[Records from a collection]
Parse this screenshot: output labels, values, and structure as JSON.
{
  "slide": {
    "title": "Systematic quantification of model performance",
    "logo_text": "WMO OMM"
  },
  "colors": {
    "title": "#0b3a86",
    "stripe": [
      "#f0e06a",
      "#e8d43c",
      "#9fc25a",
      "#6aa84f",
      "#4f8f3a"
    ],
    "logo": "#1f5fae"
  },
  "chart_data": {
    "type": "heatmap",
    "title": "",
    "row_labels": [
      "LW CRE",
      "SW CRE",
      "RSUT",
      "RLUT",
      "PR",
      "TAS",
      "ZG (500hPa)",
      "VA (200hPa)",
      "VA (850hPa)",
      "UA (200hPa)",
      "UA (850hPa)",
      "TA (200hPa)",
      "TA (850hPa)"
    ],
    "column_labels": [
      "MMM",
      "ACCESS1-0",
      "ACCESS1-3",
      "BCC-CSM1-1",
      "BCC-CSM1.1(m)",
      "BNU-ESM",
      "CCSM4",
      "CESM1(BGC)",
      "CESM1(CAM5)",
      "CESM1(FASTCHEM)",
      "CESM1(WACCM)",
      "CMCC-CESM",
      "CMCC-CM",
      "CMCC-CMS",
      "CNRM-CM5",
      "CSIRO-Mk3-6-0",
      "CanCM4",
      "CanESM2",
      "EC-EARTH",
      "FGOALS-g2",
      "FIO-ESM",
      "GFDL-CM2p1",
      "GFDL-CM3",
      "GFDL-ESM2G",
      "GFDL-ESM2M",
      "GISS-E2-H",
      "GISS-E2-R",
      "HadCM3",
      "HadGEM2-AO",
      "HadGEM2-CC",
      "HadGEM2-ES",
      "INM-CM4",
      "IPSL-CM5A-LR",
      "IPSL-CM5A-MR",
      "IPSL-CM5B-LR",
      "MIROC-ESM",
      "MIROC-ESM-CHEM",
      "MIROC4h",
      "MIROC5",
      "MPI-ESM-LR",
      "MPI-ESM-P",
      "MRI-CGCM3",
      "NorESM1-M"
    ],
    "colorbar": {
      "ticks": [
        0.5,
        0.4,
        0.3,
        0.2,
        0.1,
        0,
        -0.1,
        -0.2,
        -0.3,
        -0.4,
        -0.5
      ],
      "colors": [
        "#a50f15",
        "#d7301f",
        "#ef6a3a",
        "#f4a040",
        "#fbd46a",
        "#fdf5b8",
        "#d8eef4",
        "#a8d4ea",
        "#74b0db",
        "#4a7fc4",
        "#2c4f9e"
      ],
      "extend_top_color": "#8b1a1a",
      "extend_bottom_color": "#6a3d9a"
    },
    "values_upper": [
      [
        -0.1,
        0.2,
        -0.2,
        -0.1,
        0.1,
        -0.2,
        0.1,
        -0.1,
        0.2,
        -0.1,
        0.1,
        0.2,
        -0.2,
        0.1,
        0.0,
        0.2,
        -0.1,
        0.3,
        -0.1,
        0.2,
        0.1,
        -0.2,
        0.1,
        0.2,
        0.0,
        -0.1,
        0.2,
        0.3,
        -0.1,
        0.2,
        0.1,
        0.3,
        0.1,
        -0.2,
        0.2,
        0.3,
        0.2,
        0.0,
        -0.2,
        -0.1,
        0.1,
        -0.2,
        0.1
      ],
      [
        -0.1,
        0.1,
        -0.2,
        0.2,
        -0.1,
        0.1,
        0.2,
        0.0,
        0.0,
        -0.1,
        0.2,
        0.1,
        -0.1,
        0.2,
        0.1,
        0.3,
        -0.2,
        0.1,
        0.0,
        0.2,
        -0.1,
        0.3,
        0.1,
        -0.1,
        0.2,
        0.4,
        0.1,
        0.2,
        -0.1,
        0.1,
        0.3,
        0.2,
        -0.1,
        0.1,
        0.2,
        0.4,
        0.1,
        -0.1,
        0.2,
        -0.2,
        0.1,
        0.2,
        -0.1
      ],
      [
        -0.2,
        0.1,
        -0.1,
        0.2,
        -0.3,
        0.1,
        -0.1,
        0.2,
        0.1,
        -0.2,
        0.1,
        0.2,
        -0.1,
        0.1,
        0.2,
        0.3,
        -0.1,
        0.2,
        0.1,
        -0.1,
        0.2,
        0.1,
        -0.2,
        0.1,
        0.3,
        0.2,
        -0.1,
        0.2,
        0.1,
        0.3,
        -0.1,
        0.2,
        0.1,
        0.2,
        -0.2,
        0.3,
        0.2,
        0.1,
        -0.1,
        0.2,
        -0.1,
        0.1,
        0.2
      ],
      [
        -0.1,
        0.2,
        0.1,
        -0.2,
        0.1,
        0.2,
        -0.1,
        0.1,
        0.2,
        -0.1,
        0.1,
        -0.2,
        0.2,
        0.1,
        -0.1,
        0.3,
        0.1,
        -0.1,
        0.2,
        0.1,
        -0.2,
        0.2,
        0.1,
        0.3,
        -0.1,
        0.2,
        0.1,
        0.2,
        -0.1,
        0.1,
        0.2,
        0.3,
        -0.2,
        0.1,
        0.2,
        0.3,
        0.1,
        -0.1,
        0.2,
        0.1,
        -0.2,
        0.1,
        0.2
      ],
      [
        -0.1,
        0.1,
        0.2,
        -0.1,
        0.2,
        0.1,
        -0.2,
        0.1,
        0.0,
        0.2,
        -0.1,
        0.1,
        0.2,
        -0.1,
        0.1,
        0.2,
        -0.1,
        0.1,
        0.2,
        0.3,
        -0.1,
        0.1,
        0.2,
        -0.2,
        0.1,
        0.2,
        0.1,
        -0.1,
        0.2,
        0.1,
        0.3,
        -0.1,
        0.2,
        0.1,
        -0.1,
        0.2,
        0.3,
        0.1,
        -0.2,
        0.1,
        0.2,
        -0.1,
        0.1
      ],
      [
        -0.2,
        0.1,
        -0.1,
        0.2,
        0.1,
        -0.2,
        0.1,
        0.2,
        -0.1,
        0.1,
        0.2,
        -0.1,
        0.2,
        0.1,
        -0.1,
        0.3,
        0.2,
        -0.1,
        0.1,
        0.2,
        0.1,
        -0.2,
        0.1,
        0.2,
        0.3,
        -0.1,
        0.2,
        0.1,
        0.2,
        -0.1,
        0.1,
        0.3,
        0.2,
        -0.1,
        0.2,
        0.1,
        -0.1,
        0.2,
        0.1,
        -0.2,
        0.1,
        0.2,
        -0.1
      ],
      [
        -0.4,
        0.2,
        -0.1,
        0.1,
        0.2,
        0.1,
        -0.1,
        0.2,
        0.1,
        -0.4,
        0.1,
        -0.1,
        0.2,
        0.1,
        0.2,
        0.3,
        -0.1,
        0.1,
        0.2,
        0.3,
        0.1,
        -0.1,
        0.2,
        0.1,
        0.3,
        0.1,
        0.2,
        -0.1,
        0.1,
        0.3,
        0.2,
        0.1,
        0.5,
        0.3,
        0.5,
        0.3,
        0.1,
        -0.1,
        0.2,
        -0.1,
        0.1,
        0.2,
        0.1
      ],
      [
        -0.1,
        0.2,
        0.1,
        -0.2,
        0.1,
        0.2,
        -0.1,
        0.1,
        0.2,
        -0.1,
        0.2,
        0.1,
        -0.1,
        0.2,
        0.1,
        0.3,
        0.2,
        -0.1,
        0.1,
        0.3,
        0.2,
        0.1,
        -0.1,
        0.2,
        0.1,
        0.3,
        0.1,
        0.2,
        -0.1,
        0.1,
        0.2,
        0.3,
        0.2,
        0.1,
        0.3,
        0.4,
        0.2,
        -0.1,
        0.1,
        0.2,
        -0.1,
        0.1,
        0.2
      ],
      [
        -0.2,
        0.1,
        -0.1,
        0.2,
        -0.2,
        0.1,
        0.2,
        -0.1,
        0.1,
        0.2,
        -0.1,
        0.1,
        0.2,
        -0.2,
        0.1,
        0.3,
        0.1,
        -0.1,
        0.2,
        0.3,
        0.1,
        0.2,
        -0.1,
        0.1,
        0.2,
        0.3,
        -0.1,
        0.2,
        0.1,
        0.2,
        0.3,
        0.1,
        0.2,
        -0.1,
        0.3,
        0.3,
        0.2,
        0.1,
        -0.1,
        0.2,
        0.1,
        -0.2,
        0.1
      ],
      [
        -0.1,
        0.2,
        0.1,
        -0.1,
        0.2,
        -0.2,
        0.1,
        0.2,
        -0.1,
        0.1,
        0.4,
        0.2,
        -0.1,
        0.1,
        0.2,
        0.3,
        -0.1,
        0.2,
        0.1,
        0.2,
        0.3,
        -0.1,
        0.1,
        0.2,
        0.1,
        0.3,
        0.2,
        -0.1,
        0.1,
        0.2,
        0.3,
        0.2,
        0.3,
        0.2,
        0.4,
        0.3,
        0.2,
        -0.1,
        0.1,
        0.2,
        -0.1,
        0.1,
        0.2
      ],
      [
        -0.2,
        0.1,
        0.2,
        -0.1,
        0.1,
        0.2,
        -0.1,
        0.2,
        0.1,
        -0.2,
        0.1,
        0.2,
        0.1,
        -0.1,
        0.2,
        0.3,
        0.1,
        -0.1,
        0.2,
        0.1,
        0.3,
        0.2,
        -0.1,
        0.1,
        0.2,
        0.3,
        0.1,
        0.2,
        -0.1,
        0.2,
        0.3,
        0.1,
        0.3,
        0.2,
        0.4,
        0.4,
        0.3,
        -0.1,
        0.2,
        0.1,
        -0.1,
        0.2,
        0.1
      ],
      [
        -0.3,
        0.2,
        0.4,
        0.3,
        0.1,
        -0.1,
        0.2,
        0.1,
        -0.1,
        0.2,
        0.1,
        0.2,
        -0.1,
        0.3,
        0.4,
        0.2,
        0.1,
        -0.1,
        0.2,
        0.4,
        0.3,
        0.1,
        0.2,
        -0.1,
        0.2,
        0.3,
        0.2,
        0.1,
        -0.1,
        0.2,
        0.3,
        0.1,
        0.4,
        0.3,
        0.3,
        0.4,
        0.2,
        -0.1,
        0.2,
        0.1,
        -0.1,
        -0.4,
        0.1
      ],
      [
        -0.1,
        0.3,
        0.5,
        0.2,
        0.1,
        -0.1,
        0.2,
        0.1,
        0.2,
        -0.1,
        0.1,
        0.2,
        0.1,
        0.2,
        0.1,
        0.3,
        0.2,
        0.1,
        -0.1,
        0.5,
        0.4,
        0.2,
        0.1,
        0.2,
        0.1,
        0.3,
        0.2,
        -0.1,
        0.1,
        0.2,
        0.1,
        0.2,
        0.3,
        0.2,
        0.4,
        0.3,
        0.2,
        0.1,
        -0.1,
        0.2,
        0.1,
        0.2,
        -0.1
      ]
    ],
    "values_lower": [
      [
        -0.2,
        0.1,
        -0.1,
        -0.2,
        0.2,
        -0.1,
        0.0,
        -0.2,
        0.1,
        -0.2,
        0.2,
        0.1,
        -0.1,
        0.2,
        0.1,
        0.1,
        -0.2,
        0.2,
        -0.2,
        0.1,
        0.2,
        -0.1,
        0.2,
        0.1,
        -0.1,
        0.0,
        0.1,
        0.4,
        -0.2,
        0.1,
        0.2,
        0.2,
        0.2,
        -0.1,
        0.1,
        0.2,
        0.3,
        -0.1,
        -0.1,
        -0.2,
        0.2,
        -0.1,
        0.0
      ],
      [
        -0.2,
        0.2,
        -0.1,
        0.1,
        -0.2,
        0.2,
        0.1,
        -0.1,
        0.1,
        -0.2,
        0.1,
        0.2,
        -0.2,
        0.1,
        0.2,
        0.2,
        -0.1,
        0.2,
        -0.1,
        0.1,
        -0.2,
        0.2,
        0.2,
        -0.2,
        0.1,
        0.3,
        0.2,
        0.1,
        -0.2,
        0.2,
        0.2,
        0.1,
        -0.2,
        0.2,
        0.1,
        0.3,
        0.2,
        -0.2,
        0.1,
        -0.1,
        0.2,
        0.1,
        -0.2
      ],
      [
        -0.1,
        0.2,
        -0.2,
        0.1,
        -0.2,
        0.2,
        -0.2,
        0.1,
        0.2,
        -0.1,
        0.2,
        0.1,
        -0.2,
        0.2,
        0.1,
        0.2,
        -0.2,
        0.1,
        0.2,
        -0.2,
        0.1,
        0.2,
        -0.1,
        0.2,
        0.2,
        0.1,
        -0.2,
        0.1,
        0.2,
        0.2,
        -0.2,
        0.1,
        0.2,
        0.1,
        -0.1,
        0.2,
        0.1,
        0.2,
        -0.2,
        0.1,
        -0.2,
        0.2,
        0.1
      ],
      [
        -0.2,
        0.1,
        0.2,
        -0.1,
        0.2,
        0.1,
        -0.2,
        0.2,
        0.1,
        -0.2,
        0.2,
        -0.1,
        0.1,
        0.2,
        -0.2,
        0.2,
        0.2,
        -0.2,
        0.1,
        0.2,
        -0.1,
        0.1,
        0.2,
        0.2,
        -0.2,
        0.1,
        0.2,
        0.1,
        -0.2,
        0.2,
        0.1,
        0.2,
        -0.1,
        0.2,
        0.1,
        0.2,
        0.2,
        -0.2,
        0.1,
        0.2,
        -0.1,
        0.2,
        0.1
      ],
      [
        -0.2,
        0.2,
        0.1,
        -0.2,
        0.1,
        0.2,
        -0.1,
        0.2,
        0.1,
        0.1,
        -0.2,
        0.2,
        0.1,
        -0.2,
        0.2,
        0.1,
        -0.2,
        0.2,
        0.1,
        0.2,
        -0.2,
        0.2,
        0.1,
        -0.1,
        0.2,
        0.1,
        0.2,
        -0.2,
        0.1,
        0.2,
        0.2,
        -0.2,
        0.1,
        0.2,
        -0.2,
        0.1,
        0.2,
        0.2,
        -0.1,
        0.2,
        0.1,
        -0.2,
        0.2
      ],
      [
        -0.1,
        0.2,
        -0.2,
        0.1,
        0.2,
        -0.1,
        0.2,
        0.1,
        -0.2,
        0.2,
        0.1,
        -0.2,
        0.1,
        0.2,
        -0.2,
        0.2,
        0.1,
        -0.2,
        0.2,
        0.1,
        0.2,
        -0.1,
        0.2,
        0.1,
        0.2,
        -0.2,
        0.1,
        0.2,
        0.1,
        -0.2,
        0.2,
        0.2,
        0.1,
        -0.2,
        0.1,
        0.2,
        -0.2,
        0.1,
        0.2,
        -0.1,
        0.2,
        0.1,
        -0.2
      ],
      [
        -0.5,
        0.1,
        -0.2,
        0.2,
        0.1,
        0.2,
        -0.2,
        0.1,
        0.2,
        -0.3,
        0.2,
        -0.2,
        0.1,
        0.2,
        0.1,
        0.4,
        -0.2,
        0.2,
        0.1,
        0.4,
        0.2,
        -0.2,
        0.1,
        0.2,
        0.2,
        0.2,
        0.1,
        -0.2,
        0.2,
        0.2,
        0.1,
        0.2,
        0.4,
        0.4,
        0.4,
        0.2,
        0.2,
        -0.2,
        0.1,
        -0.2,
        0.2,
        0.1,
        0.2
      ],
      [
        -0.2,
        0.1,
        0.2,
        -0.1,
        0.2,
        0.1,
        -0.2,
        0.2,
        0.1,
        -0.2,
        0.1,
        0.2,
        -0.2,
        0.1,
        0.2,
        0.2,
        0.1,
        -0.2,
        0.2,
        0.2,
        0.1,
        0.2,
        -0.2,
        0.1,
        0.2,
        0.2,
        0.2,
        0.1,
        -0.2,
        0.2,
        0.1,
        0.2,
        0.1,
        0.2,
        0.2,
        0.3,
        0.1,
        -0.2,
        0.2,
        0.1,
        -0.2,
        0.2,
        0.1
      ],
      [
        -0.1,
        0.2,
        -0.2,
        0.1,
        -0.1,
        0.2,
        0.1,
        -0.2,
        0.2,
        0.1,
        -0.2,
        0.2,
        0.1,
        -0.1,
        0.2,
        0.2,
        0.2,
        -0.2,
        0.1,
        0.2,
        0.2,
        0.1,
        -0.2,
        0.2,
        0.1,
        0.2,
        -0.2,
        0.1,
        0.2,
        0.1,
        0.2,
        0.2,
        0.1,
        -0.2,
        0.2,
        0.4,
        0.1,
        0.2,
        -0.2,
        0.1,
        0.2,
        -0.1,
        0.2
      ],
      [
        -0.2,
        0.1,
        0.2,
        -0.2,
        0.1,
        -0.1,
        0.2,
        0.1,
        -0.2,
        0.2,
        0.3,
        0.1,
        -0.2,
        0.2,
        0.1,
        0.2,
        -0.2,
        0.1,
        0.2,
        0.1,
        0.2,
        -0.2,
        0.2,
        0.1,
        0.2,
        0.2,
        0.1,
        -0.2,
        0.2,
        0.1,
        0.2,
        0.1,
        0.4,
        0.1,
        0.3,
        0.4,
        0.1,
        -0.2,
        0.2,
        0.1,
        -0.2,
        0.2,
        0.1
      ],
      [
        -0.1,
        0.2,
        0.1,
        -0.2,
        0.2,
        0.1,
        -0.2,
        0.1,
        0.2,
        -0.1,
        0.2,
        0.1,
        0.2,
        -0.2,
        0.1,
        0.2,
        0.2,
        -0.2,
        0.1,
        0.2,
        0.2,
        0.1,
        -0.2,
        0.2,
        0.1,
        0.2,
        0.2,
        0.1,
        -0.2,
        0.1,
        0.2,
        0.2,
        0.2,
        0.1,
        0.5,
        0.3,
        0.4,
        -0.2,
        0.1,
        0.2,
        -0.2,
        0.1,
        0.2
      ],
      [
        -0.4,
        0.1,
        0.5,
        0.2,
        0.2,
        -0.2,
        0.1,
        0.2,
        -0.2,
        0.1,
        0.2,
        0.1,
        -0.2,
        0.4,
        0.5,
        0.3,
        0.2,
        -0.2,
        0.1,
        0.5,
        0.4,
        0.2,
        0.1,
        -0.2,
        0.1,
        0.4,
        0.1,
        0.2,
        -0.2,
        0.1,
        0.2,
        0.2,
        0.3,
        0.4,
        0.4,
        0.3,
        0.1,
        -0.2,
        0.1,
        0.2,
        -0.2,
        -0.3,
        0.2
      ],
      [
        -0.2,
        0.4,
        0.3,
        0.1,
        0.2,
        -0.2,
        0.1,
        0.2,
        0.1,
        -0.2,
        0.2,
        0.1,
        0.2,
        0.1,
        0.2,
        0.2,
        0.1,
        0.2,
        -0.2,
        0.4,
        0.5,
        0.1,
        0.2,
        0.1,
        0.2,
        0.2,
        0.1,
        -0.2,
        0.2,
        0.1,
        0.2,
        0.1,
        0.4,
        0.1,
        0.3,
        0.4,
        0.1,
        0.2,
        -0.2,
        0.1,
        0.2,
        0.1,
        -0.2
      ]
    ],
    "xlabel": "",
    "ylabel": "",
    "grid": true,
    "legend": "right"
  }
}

**Aim of the task**
Copy out the lines that hold "IPSL".

**Written reply**
      "IPSL-CM5A-LR",
      "IPSL-CM5A-MR",
      "IPSL-CM5B-LR",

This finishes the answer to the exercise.